Setze die Galeriebesprechung über Milica Tomics Besuche bei den Superreichen aus Texas im gleichen Stil fort, beginnend nach ihrem letzten Satz.

▶ **AUSGEWÄHLTER AUSZUG**
▼

Karl Marx am Bart zupfen

Quer durch die Galerien
Diese kleine Infantin probiert schon mal ihren zukünftigen Thron aus (auf dem die reiche Adoptiv  mama vorher aus

Diese kleine Infantin probiert schon mal ihren zukünftigen Thron aus (auf dem die reiche Adoptiv mama vorher aus "ungehörigem" Schrifttum zitiert hat – für die Kamera von Milica Tomic) . Galerie Charim

Von Claudia Aigner

Milica Tomic muss eine große Überredungskünstlerin sein. Denn wozu sie diese Superreichen aus Texas gebracht hat . . . Und die tun das auch noch vor laufender Kamera. Arglos wie die sieben Geißlein den bösen Wolf haben sie die Serbin reingelassen in ihre triumphalen Wohnzimmer und einschüchternden Büros.

Und was die Herrschaften dann aufführen, die ehrenwerte Mutter des Catering oder die Ketchup-Königin, in deren Adern sicher schon Tomatensoße fließt und auf die sich, wenn sie sich in den Finger schneidet, wohl gleich gierig alle Pommes frites der näheren Umgebung stürzen, oder der Erbe eines Bankimperiums (der aber eh schon ab und zu aus der Rolle fällt und singt wie ein ordinärer Cowboy, weil er eine Liaison mit einer nicht standesgemäßen Gitarre hat), also was die da tun, ohne um ihren Ruf zu bangen, das ist ja grad so, als würde Dagobert Duck, die kapitalistischste Ente seit es Bürzeldrüsen gibt, inbrünstig das Lied der Arbeit schnattern, während er ein Vollbad in seinem Reichtum nimmt.

▲

[Annotierte Bereichsauflistungen]
▼

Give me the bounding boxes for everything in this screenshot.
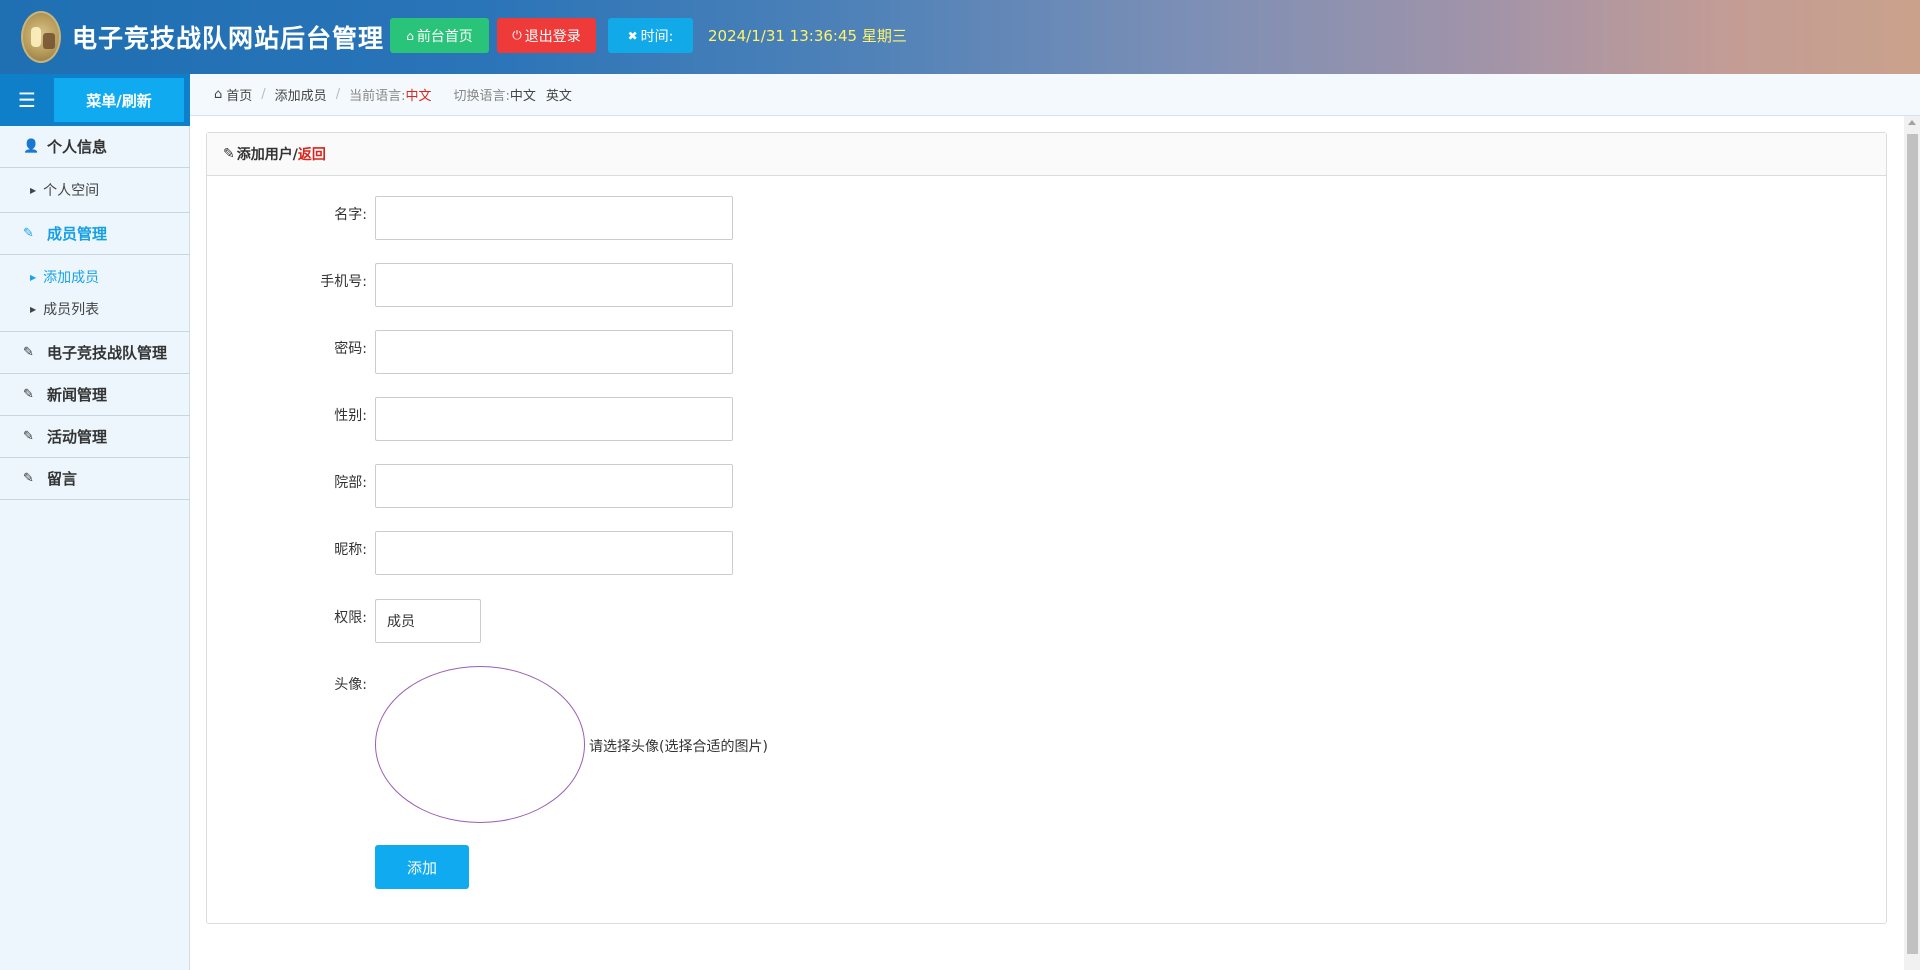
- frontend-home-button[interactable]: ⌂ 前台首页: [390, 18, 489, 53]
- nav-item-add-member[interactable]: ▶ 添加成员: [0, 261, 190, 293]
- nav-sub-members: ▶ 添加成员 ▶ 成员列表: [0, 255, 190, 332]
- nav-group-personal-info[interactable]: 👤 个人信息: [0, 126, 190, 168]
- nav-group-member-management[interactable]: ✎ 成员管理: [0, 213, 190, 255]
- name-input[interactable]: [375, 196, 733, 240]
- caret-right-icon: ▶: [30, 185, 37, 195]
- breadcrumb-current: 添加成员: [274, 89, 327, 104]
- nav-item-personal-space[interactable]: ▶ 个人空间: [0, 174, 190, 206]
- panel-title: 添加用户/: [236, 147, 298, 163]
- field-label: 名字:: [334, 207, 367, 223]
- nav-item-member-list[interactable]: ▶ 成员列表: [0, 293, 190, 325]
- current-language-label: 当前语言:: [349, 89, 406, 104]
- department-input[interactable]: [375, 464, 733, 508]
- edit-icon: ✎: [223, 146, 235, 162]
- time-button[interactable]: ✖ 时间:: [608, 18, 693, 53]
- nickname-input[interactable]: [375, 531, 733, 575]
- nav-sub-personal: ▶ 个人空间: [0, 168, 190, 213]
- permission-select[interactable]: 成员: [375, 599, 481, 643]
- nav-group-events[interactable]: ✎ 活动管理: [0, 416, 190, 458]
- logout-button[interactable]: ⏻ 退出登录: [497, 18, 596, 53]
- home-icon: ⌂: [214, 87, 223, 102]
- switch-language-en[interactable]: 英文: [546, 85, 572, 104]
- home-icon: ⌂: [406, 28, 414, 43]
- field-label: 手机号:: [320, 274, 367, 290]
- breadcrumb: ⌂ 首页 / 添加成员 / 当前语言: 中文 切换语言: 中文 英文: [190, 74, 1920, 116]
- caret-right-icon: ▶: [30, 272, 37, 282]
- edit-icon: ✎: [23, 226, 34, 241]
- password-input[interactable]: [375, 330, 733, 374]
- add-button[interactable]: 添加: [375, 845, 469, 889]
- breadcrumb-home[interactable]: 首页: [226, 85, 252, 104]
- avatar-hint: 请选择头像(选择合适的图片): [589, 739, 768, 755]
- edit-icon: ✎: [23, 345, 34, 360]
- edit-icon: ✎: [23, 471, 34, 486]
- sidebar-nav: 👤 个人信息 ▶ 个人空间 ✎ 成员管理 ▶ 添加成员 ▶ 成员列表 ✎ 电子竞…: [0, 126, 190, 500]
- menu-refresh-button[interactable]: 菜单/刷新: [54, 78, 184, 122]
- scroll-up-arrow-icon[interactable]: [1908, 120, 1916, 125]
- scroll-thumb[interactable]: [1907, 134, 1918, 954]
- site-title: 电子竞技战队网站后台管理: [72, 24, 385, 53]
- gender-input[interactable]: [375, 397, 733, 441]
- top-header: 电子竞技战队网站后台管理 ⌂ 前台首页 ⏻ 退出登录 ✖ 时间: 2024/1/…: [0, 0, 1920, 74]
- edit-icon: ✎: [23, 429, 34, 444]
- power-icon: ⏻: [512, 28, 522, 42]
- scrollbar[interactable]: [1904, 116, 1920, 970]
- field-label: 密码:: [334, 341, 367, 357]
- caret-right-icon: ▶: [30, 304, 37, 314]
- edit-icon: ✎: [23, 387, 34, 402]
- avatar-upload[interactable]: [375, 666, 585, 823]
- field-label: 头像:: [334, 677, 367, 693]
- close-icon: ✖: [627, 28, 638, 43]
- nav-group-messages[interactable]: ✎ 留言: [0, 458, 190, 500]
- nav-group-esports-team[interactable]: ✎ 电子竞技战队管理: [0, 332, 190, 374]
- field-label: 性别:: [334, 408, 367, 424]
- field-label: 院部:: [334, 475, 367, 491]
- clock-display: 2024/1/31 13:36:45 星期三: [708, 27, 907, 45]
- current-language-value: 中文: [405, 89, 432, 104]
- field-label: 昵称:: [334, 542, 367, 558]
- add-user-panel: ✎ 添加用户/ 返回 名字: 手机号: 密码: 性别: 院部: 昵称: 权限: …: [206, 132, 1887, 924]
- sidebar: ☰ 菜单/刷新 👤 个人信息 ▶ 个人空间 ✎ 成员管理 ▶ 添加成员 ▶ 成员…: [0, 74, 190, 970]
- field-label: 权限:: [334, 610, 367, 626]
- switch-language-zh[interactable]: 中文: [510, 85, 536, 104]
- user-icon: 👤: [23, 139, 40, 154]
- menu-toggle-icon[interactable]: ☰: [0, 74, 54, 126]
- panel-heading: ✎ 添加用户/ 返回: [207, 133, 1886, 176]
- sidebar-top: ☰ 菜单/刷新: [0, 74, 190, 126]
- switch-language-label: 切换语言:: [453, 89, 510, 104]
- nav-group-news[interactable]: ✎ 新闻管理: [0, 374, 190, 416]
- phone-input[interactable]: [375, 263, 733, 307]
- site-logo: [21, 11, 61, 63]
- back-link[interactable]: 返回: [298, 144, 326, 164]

▲

▶ **LÖSUNG FOLGT**
Galerie Charim: Die Geheime Offenbarung des Karl

Genauso gut könnte Bill Gates ein T-Shirt mit dem Che Guevara drauf anziehen. Und eine Demo von linken Studenten der Wirtschafts-Uni anführen mit dem Transparent: „Nieder mit dem Privateigentum!“ oder: „Auf zum Klassenkampf, Genossen!“ oder: „Marx macht Schluss mit lästigem Profit!“ Dann gäbe es keinen Genierer mehr auf der Welt.
Als Nächstes stellt sich George W. Bush in Peking in der Großen Halle des Volkes vor den Nationalkongress der Kommunistischen Partei hin und verkündet auf Chinesisch: „Ich bin ein Pekinese!“ (Oder heißt das Pekinger? Oder Pekingmensch?) Und Fidel Castro beißt am 1. Jänner, dem kubanischen Tag der Befreiung, genüsslich in einen Big Mac. Am besten irgendwo in der Schweinebucht, wo Kuba beinah von Exilkubanern und amerikanischen Waffen wieder „entfreit“ worden wäre.

Also wüsste ich nicht, wozu Milica Tomic die vom Glück Begüterten angestiftet hat, wäre jetzt sogar ich neugierig. Die Damen und Herren des Dollars haben nämlich Passagen aus der Bibel der Arbeiterklasse aufgesagt: aus dem „Kapital“ von Karl Marx (jessas, von diesem Atheisten!). Und haben sich vorher nicht einmal bekreuzigt, um ihr Seelenheil zu retten.

Damit rekurriert die Tomic auf Sergej Eisenstein (wer kennt nicht seinen Kinderwagen, der mutterlos die Treppe von Odessa heruntersaust im Stummfilmklassiker „Panzerkreuzer Potemkin“?), der vergeblich versucht hat, mit experimentellem Elan „Das Kapital“ zu verfilmen. Mit seiner „intellektuellen Montage“, um dem Publikum dialektisches Denken beizubringen.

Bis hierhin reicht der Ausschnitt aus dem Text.